Materials provided:
***

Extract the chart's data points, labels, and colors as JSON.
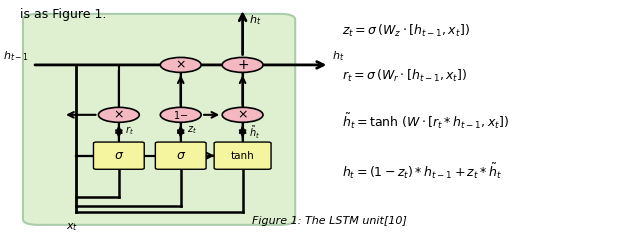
{
  "title": "Figure 1: The LSTM unit[10]",
  "eq1": "$z_t = \\sigma\\,(W_z \\cdot [h_{t-1}, x_t])$",
  "eq2": "$r_t = \\sigma\\,(W_r \\cdot [h_{t-1}, x_t])$",
  "eq3": "$\\tilde{h}_t = \\tanh\\,(W \\cdot [r_t * h_{t-1}, x_t])$",
  "eq4": "$h_t = (1 - z_t) * h_{t-1} + z_t * \\tilde{h}_t$",
  "circle_color": "#f4b8c1",
  "box_color": "#f5f5a0",
  "diagram_bg": "#dff0d0",
  "diagram_edge": "#aaccaa"
}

***

From the listing above, pick out every line containing "cdot".

Answer in full:
  "eq1": "$z_t = \\sigma\\,(W_z \\cdot [h_{t-1}, x_t])$",
  "eq2": "$r_t = \\sigma\\,(W_r \\cdot [h_{t-1}, x_t])$",
  "eq3": "$\\tilde{h}_t = \\tanh\\,(W \\cdot [r_t * h_{t-1}, x_t])$",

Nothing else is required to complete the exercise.